TASK DETAILS:
Copy out every line of the data exactly.

SOURCE MATERIAL:

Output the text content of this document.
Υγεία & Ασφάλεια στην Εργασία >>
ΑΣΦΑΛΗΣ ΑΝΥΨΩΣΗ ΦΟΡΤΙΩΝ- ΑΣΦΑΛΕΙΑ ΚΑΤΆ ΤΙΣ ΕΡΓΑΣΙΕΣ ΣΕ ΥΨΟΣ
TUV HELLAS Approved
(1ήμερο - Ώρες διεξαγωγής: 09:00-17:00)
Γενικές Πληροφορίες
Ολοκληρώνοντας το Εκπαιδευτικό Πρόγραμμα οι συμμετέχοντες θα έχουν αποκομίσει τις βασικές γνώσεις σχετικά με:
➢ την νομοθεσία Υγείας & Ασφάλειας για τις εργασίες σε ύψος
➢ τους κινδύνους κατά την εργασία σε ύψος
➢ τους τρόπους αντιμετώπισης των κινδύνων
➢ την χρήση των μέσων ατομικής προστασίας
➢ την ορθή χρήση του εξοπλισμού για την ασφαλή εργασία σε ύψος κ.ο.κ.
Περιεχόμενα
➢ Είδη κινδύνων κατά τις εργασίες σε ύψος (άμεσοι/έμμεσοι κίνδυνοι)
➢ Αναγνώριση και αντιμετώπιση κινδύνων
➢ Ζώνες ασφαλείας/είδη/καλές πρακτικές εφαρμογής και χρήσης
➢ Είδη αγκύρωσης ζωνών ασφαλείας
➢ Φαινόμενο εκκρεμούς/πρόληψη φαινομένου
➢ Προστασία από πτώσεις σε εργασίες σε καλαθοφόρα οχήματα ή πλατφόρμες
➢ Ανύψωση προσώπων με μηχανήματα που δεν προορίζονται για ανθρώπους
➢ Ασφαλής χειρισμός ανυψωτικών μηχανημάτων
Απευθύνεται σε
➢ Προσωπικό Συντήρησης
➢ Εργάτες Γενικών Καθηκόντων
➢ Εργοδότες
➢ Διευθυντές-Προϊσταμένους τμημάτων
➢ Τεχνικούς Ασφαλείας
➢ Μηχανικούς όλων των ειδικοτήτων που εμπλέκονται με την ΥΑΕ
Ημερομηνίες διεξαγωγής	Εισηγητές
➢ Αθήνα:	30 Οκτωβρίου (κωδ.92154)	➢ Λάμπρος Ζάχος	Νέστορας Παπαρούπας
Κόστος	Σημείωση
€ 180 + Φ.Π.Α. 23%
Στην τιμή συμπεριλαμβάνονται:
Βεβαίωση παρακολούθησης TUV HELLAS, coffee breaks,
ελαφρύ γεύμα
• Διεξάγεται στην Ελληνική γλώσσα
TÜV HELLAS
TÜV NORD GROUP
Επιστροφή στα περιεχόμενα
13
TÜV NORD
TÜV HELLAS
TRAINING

FINISHED TASK:
Output the text content of this document.
Υγεία & Ασφάλεια στην Εργασία >>
ΑΣΦΑΛΗΣ ΑΝΥΨΩΣΗ ΦΟΡΤΙΩΝ- ΑΣΦΑΛΕΙΑ ΚΑΤΆ ΤΙΣ ΕΡΓΑΣΙΕΣ ΣΕ ΥΨΟΣ
TUV HELLAS Approved
(1ήμερο - Ώρες διεξαγωγής: 09:00-17:00)
Γενικές Πληροφορίες
Ολοκληρώνοντας το Εκπαιδευτικό Πρόγραμμα οι συμμετέχοντες θα έχουν αποκομίσει τις βασικές γνώσεις σχετικά με:
➢ την νομοθεσία Υγείας & Ασφάλειας για τις εργασίες σε ύψος
➢ τους κινδύνους κατά την εργασία σε ύψος
➢ τους τρόπους αντιμετώπισης των κινδύνων
➢ την χρήση των μέσων ατομικής προστασίας
➢ την ορθή χρήση του εξοπλισμού για την ασφαλή εργασία σε ύψος κ.ο.κ.
Περιεχόμενα
➢ Είδη κινδύνων κατά τις εργασίες σε ύψος (άμεσοι/έμμεσοι κίνδυνοι)
➢ Αναγνώριση και αντιμετώπιση κινδύνων
➢ Ζώνες ασφαλείας/είδη/καλές πρακτικές εφαρμογής και χρήσης
➢ Είδη αγκύρωσης ζωνών ασφαλείας
➢ Φαινόμενο εκκρεμούς/πρόληψη φαινομένου
➢ Προστασία από πτώσεις σε εργασίες σε καλαθοφόρα οχήματα ή πλατφόρμες
➢ Ανύψωση προσώπων με μηχανήματα που δεν προορίζονται για ανθρώπους
➢ Ασφαλής χειρισμός ανυψωτικών μηχανημάτων
Απευθύνεται σε
➢ Προσωπικό Συντήρησης
➢ Εργάτες Γενικών Καθηκόντων
➢ Εργοδότες
➢ Διευθυντές-Προϊσταμένους τμημάτων
➢ Τεχνικούς Ασφαλείας
➢ Μηχανικούς όλων των ειδικοτήτων που εμπλέκονται με την ΥΑΕ
Ημερομηνίες διεξαγωγής	Εισηγητές
➢ Αθήνα:	30 Οκτωβρίου (κωδ.92154)	➢ Λάμπρος Ζάχος	Νέστορας Παπαρούπας
Κόστος	Σημείωση
€ 180 + Φ.Π.Α. 23%
Στην τιμή συμπεριλαμβάνονται:
Βεβαίωση παρακολούθησης TUV HELLAS, coffee breaks,
ελαφρύ γεύμα
• Διεξάγεται στην Ελληνική γλώσσα
TÜV HELLAS
TÜV NORD GROUP
Επιστροφή στα περιεχόμενα
13
TÜV NORD
TÜV HELLAS
TRAINING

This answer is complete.